Stored dataset items
--- BEGIN ---

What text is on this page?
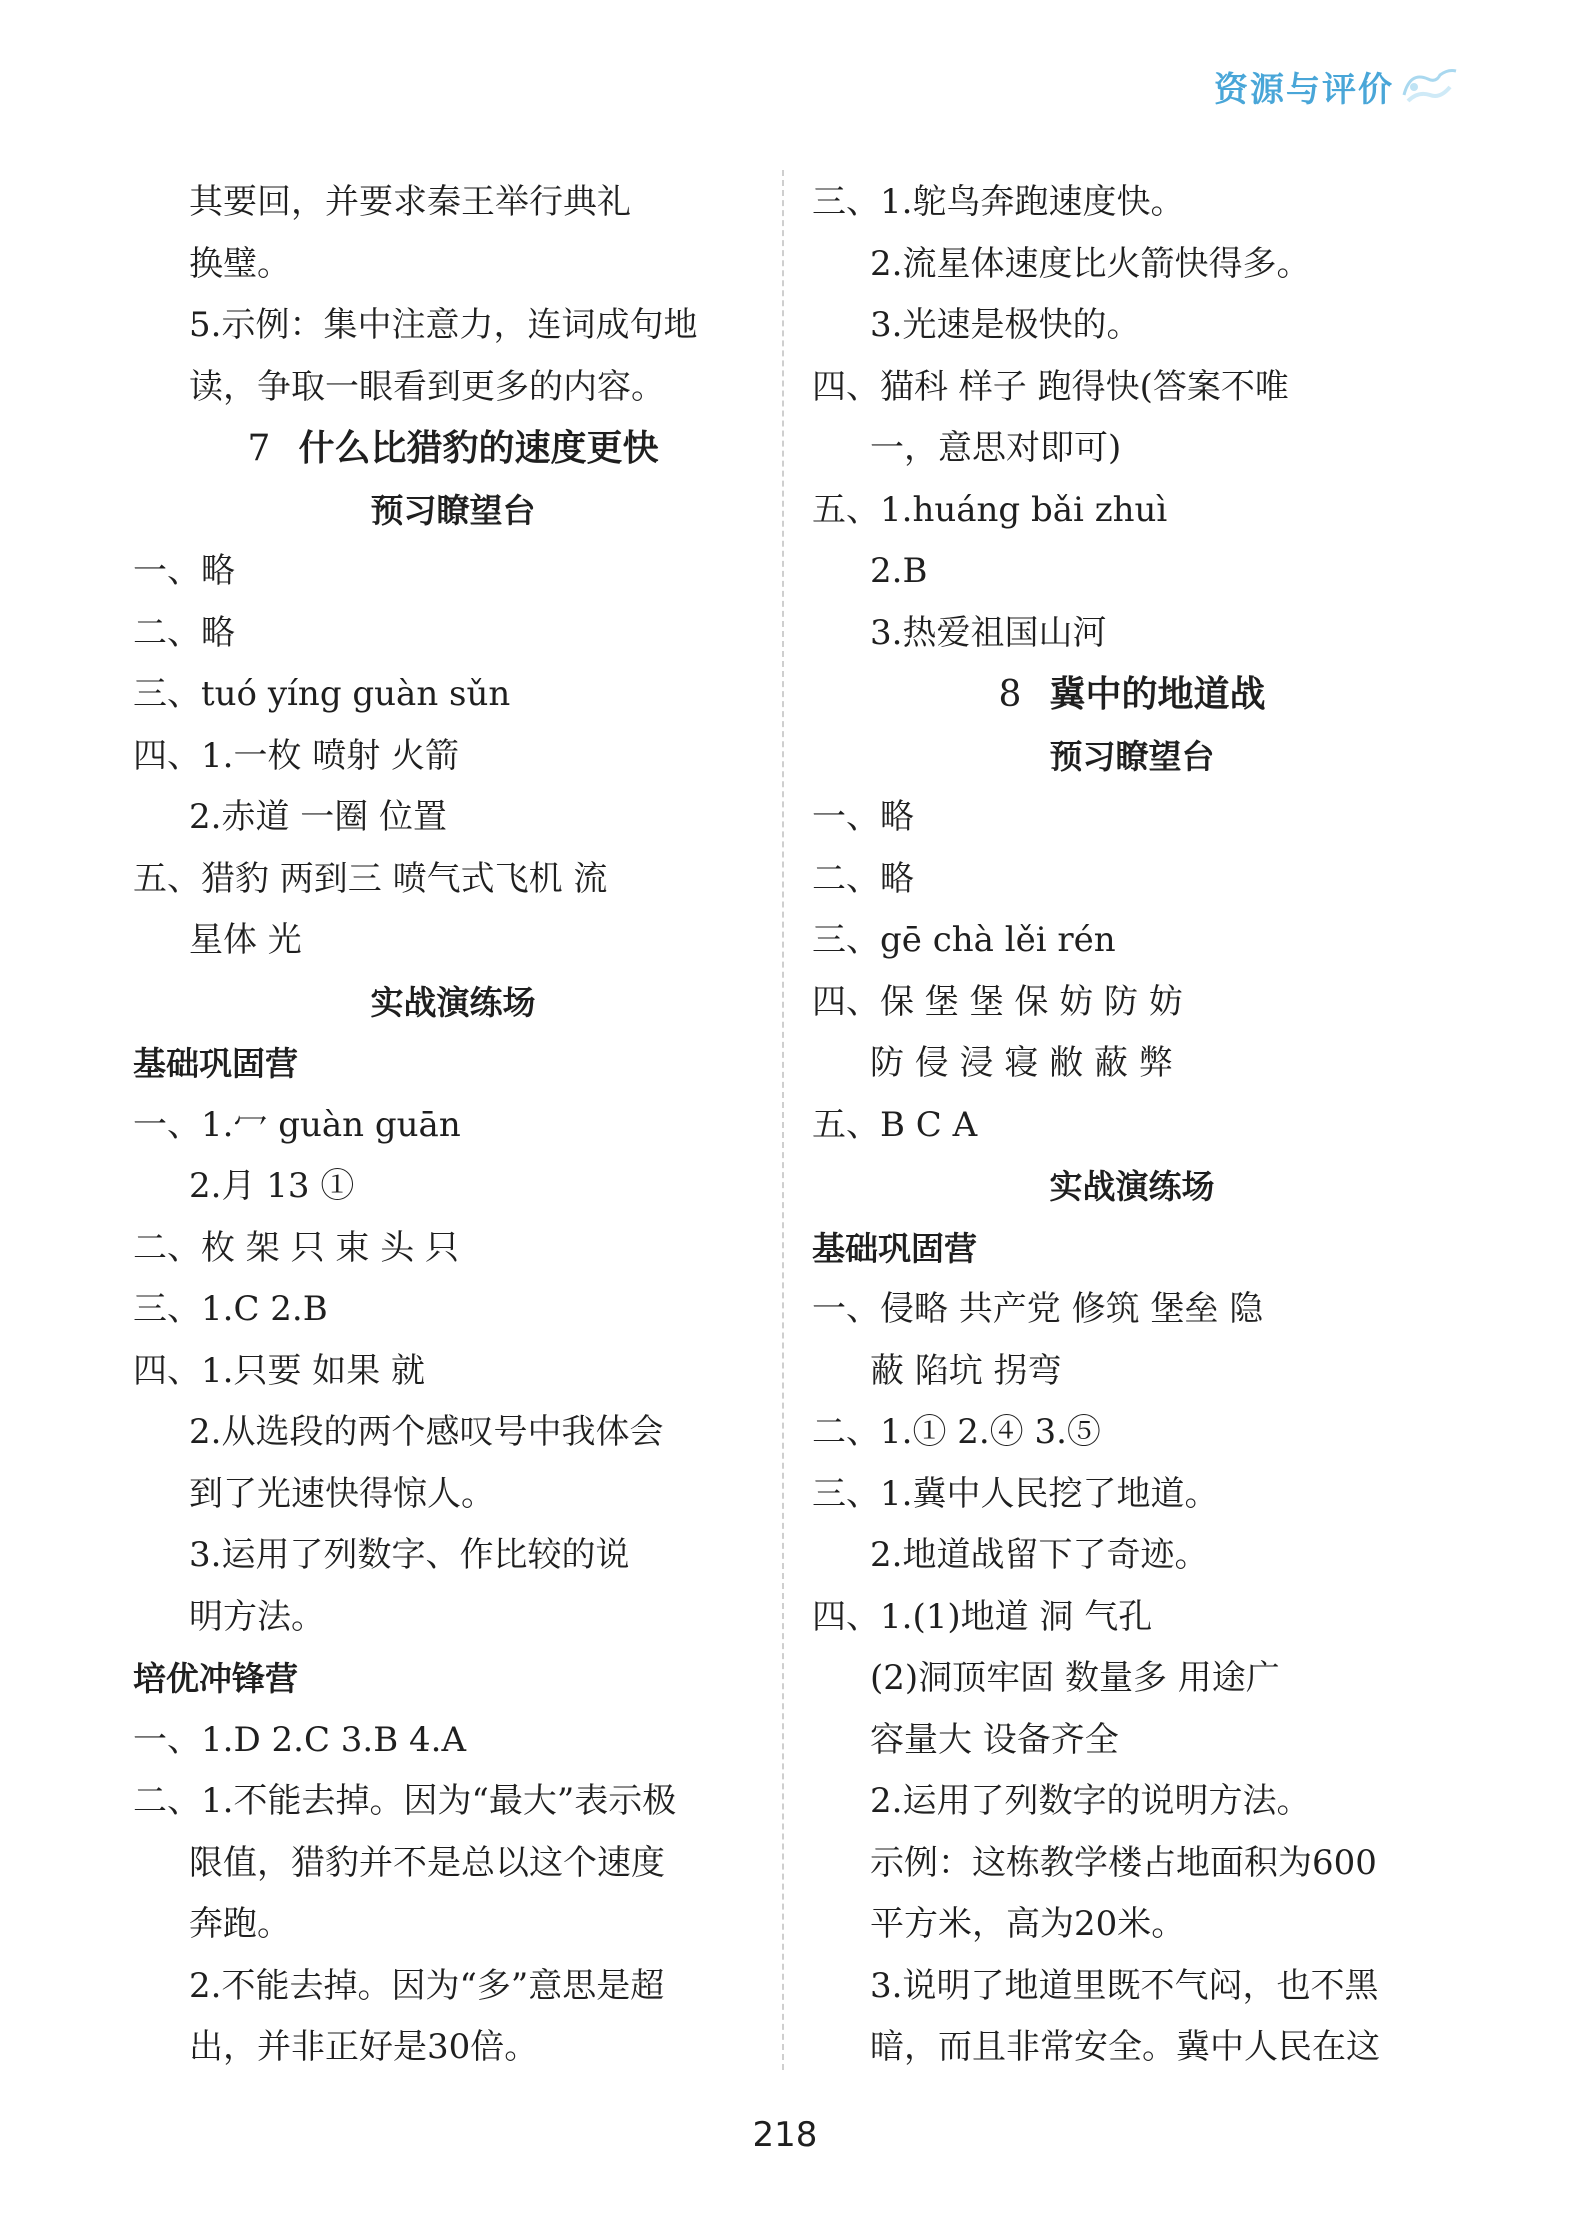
资源与评价
其要回，并要求秦王举行典礼
换璧。
5.示例：集中注意力，连词成句地
读，争取一眼看到更多的内容。
7 什么比猎豹的速度更快
预习瞭望台
一、略
二、略
三、tuó yíng guàn sǔn
四、1.一枚 喷射 火箭
2.赤道 一圈 位置
五、猎豹 两到三 喷气式飞机 流
星体 光
实战演练场
基础巩固营
一、1.冖 guàn guān
2.月 13 ①
二、枚 架 只 束 头 只
三、1.C 2.B
四、1.只要 如果 就
2.从选段的两个感叹号中我体会
到了光速快得惊人。
3.运用了列数字、作比较的说
明方法。
培优冲锋营
一、1.D 2.C 3.B 4.A
二、1.不能去掉。因为“最大”表示极
限值，猎豹并不是总以这个速度
奔跑。
2.不能去掉。因为“多”意思是超
出，并非正好是30倍。
三、1.鸵鸟奔跑速度快。
2.流星体速度比火箭快得多。
3.光速是极快的。
四、猫科 样子 跑得快(答案不唯
一，意思对即可)
五、1.huáng bǎi zhuì
2.B
3.热爱祖国山河
8 冀中的地道战
预习瞭望台
一、略
二、略
三、gē chà lěi rén
四、保 堡 堡 保 妨 防 妨
防 侵 浸 寝 敝 蔽 弊
五、B C A
实战演练场
基础巩固营
一、侵略 共产党 修筑 堡垒 隐
蔽 陷坑 拐弯
二、1.① 2.④ 3.⑤
三、1.冀中人民挖了地道。
2.地道战留下了奇迹。
四、1.(1)地道 洞 气孔
(2)洞顶牢固 数量多 用途广
容量大 设备齐全
2.运用了列数字的说明方法。
示例：这栋教学楼占地面积为600
平方米，高为20米。
3.说明了地道里既不气闷，也不黑
暗，而且非常安全。冀中人民在这
218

--- END ---

» To be done:
What is needed is an exact reproduction of the data, pictures excluded.

» Answer for the task:
What text is on this page?
资源与评价
其要回，并要求秦王举行典礼
换璧。
5.示例：集中注意力，连词成句地
读，争取一眼看到更多的内容。
7 什么比猎豹的速度更快
预习瞭望台
一、略
二、略
三、tuó yíng guàn sǔn
四、1.一枚 喷射 火箭
2.赤道 一圈 位置
五、猎豹 两到三 喷气式飞机 流
星体 光
实战演练场
基础巩固营
一、1.冖 guàn guān
2.月 13 ①
二、枚 架 只 束 头 只
三、1.C 2.B
四、1.只要 如果 就
2.从选段的两个感叹号中我体会
到了光速快得惊人。
3.运用了列数字、作比较的说
明方法。
培优冲锋营
一、1.D 2.C 3.B 4.A
二、1.不能去掉。因为“最大”表示极
限值，猎豹并不是总以这个速度
奔跑。
2.不能去掉。因为“多”意思是超
出，并非正好是30倍。
三、1.鸵鸟奔跑速度快。
2.流星体速度比火箭快得多。
3.光速是极快的。
四、猫科 样子 跑得快(答案不唯
一，意思对即可)
五、1.huáng bǎi zhuì
2.B
3.热爱祖国山河
8 冀中的地道战
预习瞭望台
一、略
二、略
三、gē chà lěi rén
四、保 堡 堡 保 妨 防 妨
防 侵 浸 寝 敝 蔽 弊
五、B C A
实战演练场
基础巩固营
一、侵略 共产党 修筑 堡垒 隐
蔽 陷坑 拐弯
二、1.① 2.④ 3.⑤
三、1.冀中人民挖了地道。
2.地道战留下了奇迹。
四、1.(1)地道 洞 气孔
(2)洞顶牢固 数量多 用途广
容量大 设备齐全
2.运用了列数字的说明方法。
示例：这栋教学楼占地面积为600
平方米，高为20米。
3.说明了地道里既不气闷，也不黑
暗，而且非常安全。冀中人民在这
218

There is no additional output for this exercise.